* _PROBLEM REQUIREMENTS_
Work out how many lines of the material below mention the word "title"; reply with the number only.

* _EXERCISE INPUTS_
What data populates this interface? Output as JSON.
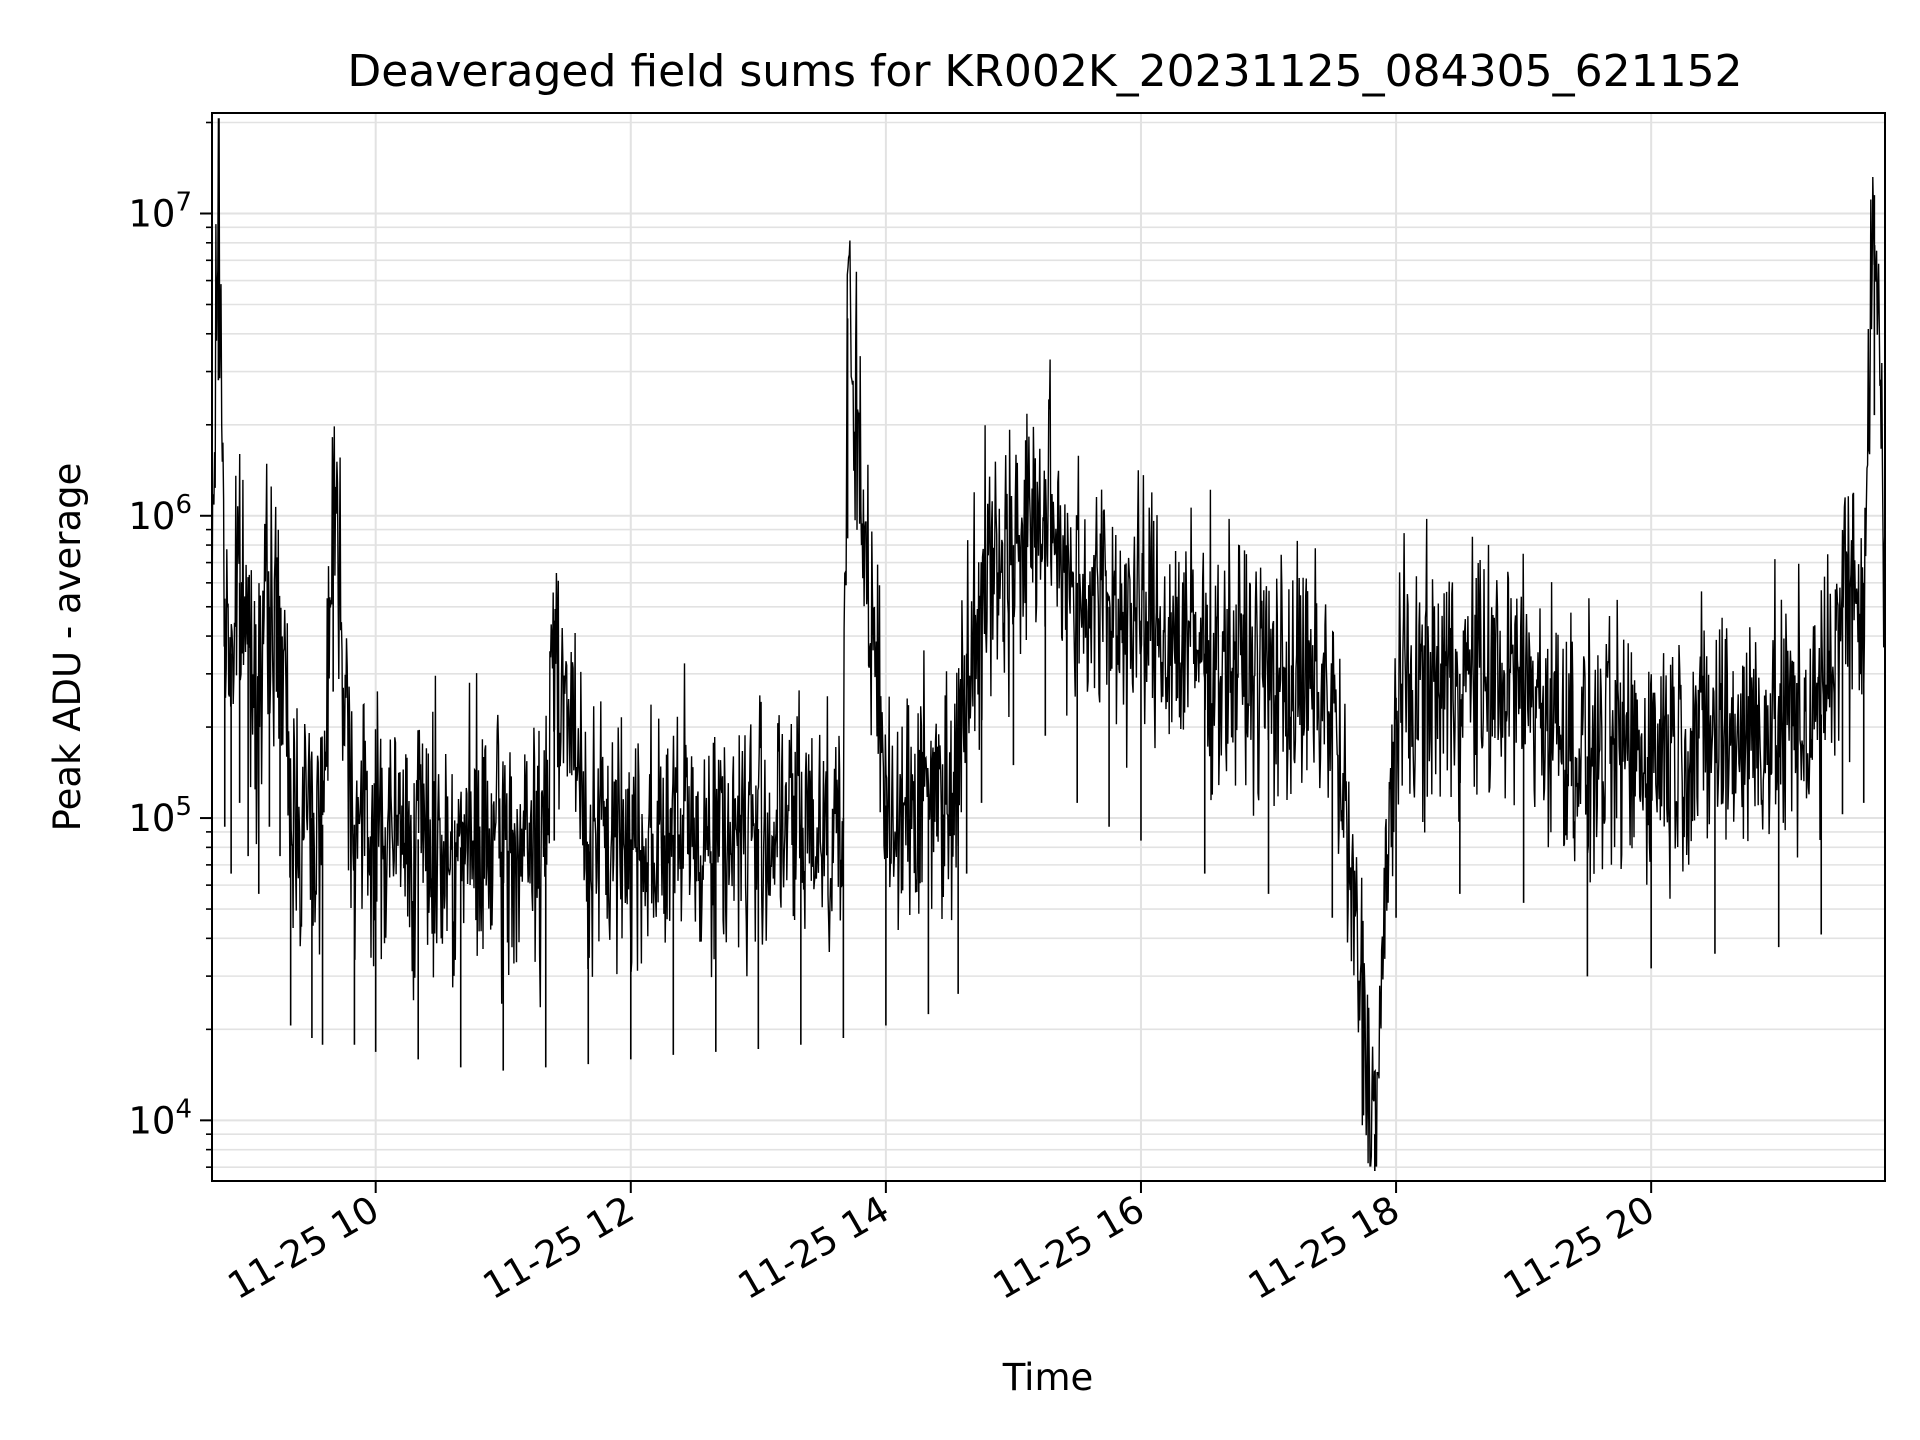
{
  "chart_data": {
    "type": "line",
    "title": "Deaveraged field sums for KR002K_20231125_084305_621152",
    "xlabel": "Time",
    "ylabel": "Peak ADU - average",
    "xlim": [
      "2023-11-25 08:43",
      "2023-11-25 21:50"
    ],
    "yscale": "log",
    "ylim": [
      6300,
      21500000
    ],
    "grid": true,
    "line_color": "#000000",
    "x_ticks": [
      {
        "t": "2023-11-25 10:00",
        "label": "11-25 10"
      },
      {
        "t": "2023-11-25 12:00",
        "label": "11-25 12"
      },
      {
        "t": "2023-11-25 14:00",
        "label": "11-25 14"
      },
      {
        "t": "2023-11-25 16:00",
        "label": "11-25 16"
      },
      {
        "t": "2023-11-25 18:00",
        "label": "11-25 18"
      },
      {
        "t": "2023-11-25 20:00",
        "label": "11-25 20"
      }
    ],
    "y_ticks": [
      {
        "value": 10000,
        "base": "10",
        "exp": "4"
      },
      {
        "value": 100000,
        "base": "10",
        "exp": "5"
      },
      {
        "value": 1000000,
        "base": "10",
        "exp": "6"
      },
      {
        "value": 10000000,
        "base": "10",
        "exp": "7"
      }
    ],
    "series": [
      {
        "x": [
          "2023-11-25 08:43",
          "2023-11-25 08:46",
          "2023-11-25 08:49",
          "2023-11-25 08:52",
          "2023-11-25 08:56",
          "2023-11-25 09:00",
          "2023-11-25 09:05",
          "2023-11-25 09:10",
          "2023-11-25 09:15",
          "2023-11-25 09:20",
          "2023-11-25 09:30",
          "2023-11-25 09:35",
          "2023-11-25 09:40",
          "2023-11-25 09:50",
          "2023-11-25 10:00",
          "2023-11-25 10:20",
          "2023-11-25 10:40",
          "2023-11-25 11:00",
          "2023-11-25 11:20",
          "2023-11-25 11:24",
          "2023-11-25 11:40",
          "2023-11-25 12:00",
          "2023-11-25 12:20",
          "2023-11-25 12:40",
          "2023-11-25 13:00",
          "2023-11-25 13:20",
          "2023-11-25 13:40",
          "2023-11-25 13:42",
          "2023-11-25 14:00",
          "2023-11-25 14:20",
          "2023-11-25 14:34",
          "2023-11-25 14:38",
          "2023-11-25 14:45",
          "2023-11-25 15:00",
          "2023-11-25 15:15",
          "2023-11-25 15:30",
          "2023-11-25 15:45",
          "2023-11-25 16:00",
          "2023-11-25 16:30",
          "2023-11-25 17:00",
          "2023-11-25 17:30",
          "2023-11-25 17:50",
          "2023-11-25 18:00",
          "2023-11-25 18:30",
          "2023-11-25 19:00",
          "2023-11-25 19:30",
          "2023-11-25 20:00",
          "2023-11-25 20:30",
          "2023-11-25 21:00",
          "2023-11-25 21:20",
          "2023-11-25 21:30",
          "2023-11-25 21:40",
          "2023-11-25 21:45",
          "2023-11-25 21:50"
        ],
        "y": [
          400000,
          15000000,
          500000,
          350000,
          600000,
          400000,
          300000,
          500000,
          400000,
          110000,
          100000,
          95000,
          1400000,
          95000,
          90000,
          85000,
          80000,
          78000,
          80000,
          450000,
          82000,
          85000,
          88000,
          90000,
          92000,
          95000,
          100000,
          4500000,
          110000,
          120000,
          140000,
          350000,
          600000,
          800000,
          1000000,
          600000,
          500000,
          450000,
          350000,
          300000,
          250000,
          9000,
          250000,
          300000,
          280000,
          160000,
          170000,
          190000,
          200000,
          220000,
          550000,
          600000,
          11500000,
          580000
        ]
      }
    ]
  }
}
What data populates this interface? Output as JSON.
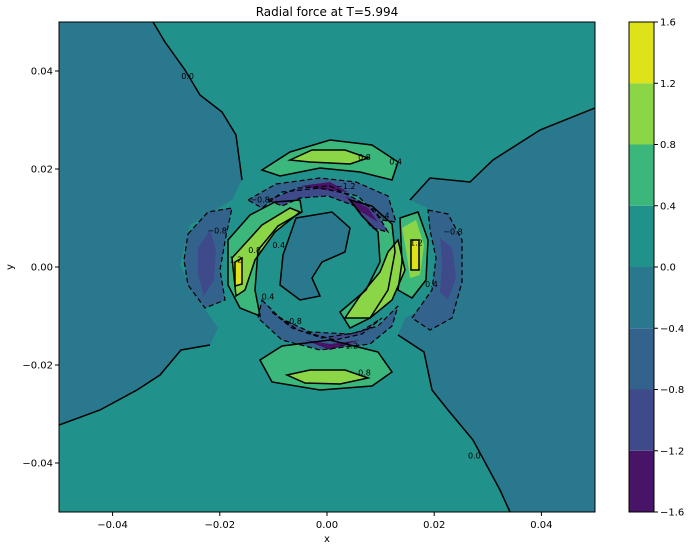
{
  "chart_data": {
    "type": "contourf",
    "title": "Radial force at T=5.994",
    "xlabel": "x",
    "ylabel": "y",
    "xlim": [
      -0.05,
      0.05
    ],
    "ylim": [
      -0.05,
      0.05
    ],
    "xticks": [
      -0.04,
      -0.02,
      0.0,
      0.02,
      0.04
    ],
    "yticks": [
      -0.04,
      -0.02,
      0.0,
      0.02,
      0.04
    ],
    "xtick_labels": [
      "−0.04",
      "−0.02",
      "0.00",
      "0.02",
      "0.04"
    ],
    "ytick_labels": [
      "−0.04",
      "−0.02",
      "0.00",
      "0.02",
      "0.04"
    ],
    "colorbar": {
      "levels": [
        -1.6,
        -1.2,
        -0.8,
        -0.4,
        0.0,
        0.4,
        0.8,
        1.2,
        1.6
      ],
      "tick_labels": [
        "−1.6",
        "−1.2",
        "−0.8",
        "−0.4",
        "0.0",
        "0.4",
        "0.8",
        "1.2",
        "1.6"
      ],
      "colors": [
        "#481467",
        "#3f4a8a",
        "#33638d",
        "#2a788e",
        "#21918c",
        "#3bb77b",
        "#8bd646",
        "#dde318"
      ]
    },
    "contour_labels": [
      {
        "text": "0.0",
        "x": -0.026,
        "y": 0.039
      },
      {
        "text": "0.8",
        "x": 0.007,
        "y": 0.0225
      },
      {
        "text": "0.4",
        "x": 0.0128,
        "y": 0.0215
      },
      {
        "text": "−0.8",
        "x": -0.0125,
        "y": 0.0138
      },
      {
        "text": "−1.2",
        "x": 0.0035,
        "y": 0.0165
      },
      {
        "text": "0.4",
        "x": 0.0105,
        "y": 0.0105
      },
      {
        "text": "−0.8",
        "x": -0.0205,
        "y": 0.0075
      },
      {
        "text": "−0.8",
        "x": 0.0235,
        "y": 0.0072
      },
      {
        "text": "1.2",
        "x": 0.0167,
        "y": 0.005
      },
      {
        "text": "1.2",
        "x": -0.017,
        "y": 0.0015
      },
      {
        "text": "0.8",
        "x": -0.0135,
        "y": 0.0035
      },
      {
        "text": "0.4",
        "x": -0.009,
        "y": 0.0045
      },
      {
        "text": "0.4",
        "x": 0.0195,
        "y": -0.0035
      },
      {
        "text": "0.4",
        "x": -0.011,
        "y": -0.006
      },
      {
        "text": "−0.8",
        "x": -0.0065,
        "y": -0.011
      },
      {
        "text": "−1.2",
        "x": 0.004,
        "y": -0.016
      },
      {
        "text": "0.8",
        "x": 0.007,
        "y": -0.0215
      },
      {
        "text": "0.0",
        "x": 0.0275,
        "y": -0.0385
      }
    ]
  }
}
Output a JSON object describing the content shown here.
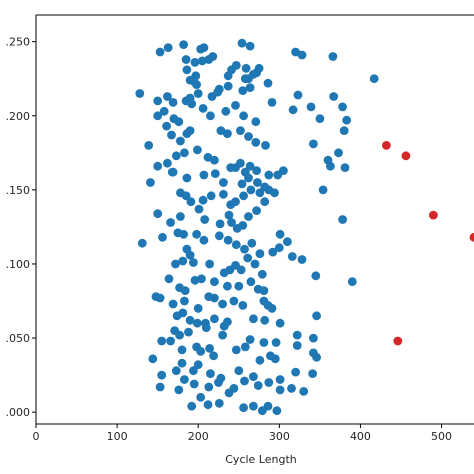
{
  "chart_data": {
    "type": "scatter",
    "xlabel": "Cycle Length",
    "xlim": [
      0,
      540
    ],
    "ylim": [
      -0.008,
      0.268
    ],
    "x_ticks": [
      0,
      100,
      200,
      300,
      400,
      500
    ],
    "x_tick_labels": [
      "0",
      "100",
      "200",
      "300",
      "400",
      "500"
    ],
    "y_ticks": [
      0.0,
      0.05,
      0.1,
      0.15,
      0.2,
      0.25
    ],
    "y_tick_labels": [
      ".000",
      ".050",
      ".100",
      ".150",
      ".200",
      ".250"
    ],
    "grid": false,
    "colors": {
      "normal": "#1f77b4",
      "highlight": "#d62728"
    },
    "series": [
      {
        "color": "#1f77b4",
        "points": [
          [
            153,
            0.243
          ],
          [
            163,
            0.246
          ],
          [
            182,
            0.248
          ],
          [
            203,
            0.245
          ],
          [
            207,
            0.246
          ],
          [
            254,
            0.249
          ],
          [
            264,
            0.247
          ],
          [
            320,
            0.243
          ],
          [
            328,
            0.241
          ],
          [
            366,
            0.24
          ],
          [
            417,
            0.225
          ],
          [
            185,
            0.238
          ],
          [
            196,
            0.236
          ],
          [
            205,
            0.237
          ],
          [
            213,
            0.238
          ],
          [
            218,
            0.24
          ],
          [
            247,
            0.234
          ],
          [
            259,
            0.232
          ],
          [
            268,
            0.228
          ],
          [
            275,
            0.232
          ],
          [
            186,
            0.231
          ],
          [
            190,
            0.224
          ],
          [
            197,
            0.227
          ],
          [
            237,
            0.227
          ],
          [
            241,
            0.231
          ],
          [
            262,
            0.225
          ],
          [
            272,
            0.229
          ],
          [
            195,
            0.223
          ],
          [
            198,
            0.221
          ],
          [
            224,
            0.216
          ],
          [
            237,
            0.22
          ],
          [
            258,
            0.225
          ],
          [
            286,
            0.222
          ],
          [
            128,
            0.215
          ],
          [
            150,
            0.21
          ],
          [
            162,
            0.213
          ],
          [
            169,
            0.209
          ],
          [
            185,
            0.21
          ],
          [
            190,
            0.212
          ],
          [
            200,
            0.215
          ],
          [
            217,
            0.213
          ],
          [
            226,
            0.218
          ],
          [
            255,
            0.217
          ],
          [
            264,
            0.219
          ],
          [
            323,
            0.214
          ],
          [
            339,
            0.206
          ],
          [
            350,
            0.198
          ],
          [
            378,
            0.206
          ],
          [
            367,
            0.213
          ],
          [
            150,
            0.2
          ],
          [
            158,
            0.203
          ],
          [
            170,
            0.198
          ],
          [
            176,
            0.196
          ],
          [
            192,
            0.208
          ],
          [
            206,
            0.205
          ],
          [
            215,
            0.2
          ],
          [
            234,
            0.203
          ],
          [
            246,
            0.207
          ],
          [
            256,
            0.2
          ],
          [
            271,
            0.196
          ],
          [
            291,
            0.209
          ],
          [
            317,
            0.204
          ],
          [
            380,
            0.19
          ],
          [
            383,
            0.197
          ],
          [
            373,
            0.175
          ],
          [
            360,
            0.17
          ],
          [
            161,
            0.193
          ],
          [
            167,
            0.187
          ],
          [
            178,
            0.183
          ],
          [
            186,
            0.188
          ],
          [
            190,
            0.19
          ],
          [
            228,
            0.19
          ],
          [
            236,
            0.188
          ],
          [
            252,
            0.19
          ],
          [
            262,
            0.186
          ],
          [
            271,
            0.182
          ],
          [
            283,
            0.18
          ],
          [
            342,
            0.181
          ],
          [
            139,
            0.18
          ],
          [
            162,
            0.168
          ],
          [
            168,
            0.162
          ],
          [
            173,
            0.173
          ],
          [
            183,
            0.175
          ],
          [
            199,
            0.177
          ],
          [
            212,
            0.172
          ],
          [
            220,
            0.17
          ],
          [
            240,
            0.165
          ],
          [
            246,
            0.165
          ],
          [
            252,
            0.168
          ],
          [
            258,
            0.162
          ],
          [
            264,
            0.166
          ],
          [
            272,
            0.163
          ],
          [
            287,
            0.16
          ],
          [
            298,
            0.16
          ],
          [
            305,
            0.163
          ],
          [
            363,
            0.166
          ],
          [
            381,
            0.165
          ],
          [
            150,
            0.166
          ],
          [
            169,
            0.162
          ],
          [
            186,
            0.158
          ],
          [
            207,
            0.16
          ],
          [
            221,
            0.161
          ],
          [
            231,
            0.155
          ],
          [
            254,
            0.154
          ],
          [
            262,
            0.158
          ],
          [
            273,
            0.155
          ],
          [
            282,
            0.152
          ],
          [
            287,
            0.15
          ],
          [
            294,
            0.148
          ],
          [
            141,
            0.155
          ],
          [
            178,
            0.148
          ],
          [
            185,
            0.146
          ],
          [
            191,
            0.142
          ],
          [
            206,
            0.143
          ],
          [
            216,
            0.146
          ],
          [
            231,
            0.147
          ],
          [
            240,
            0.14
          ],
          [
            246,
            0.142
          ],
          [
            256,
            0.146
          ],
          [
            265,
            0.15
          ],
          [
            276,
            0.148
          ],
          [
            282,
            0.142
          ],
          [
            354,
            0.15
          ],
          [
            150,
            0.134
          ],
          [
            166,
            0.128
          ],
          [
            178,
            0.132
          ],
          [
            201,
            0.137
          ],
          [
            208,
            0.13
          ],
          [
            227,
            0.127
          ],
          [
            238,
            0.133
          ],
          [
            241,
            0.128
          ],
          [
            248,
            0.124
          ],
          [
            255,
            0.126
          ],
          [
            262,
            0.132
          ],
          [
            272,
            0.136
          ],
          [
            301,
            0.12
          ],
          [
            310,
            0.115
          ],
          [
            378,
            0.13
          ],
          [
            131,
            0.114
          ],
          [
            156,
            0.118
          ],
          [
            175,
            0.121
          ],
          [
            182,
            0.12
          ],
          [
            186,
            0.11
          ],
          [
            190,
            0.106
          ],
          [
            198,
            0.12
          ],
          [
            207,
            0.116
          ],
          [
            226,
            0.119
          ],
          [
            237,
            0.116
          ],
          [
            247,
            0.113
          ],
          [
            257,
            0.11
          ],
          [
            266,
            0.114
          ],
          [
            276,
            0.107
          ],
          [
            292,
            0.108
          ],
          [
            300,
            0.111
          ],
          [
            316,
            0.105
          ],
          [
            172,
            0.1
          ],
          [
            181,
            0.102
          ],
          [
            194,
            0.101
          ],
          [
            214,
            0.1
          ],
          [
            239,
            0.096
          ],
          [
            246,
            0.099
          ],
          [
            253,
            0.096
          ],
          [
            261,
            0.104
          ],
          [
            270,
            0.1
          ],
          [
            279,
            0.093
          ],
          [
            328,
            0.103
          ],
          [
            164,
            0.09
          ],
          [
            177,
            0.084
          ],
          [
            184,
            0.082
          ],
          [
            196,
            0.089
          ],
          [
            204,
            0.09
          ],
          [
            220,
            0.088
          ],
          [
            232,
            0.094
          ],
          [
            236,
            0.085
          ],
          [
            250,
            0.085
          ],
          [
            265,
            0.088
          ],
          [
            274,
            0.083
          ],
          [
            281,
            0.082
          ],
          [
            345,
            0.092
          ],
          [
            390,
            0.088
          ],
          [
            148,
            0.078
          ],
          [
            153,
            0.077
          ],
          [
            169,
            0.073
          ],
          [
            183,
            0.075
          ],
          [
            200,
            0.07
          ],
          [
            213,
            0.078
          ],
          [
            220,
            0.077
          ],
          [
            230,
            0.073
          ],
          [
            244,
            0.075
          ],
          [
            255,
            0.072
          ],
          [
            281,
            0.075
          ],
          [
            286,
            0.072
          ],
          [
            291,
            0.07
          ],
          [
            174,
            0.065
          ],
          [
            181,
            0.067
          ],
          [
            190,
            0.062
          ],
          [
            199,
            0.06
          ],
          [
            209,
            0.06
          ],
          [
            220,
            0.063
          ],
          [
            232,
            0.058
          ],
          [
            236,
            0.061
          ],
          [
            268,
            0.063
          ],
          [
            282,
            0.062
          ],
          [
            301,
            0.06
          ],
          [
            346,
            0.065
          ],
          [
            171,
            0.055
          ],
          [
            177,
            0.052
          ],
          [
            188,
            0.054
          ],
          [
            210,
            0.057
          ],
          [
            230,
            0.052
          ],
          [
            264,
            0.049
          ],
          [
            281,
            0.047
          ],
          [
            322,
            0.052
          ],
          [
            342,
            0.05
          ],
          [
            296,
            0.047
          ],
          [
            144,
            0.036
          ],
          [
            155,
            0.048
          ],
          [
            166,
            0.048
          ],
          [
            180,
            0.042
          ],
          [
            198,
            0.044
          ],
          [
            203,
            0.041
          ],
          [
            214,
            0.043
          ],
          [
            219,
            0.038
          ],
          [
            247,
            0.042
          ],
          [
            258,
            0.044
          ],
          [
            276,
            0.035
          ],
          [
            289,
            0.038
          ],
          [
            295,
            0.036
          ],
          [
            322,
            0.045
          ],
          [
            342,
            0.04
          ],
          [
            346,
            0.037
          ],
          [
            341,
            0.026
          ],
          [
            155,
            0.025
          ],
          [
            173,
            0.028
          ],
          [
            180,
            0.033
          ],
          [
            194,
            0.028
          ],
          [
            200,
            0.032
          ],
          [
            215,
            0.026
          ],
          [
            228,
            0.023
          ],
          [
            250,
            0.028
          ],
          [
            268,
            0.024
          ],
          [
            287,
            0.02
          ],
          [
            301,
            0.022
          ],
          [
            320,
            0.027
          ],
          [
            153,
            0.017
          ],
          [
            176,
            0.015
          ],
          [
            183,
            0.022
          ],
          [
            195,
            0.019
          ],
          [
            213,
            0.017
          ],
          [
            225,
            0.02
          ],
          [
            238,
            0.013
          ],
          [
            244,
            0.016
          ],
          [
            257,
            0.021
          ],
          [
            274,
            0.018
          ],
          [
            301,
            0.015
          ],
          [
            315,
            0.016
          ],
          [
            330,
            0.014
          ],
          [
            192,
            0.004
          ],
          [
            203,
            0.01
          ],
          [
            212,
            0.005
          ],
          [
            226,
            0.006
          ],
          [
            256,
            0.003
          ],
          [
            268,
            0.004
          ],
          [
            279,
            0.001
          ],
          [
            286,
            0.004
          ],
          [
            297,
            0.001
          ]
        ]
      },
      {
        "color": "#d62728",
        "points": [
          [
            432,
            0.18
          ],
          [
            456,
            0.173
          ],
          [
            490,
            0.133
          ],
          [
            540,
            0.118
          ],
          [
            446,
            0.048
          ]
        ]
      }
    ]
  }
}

* _COMPLETE OUTPUT_
2